** Start Input for this task **

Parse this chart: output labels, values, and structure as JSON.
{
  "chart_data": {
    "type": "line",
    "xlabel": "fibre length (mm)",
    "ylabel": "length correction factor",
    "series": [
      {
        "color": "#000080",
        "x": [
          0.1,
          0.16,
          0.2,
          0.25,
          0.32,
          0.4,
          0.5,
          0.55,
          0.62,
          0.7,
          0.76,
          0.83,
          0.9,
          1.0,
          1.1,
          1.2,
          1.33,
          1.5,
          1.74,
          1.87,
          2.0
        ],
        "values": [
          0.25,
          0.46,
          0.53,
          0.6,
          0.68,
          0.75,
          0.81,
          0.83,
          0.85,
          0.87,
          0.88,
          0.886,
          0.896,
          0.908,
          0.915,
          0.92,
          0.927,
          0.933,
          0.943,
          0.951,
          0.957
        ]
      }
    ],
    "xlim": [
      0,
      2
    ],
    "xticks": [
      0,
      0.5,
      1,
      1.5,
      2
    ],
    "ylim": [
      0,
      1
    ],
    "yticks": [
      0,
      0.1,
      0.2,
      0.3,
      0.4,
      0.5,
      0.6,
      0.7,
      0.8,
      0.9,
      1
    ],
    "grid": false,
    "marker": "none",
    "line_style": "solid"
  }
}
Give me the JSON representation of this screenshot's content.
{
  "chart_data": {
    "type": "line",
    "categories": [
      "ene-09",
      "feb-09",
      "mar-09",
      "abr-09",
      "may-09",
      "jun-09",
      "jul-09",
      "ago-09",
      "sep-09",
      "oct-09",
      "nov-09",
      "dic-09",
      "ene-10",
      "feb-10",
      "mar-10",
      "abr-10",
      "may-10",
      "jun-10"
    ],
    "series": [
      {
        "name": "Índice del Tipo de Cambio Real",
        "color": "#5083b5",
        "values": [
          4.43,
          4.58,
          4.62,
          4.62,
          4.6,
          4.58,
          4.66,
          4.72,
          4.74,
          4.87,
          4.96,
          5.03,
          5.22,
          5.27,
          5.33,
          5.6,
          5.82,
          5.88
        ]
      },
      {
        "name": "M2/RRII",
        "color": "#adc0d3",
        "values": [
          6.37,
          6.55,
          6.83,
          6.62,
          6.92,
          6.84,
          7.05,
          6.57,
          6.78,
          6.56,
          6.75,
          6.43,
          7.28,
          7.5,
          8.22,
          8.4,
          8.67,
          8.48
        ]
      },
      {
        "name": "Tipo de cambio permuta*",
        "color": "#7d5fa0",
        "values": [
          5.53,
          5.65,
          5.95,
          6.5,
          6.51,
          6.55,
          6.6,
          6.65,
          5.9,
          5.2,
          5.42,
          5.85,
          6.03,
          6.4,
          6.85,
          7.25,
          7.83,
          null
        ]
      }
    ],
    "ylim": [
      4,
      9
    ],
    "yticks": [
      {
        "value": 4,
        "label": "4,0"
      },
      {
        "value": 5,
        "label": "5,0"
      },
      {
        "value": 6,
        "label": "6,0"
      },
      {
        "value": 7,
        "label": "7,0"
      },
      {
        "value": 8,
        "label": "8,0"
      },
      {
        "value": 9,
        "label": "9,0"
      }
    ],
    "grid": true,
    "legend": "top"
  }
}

** End Input for this task **

Exercise aim. Look above for the line containing "Give me the", then transcribe it and all lines after it through the last, exactly and with nothing else.

Solution for this problem.
Give me the JSON representation of this screenshot's content.
{
  "chart_data": {
    "type": "line",
    "categories": [
      "ene-09",
      "feb-09",
      "mar-09",
      "abr-09",
      "may-09",
      "jun-09",
      "jul-09",
      "ago-09",
      "sep-09",
      "oct-09",
      "nov-09",
      "dic-09",
      "ene-10",
      "feb-10",
      "mar-10",
      "abr-10",
      "may-10",
      "jun-10"
    ],
    "series": [
      {
        "name": "Índice del Tipo de Cambio Real",
        "color": "#5083b5",
        "values": [
          4.43,
          4.58,
          4.62,
          4.62,
          4.6,
          4.58,
          4.66,
          4.72,
          4.74,
          4.87,
          4.96,
          5.03,
          5.22,
          5.27,
          5.33,
          5.6,
          5.82,
          5.88
        ]
      },
      {
        "name": "M2/RRII",
        "color": "#adc0d3",
        "values": [
          6.37,
          6.55,
          6.83,
          6.62,
          6.92,
          6.84,
          7.05,
          6.57,
          6.78,
          6.56,
          6.75,
          6.43,
          7.28,
          7.5,
          8.22,
          8.4,
          8.67,
          8.48
        ]
      },
      {
        "name": "Tipo de cambio permuta*",
        "color": "#7d5fa0",
        "values": [
          5.53,
          5.65,
          5.95,
          6.5,
          6.51,
          6.55,
          6.6,
          6.65,
          5.9,
          5.2,
          5.42,
          5.85,
          6.03,
          6.4,
          6.85,
          7.25,
          7.83,
          null
        ]
      }
    ],
    "ylim": [
      4,
      9
    ],
    "yticks": [
      {
        "value": 4,
        "label": "4,0"
      },
      {
        "value": 5,
        "label": "5,0"
      },
      {
        "value": 6,
        "label": "6,0"
      },
      {
        "value": 7,
        "label": "7,0"
      },
      {
        "value": 8,
        "label": "8,0"
      },
      {
        "value": 9,
        "label": "9,0"
      }
    ],
    "grid": true,
    "legend": "top"
  }
}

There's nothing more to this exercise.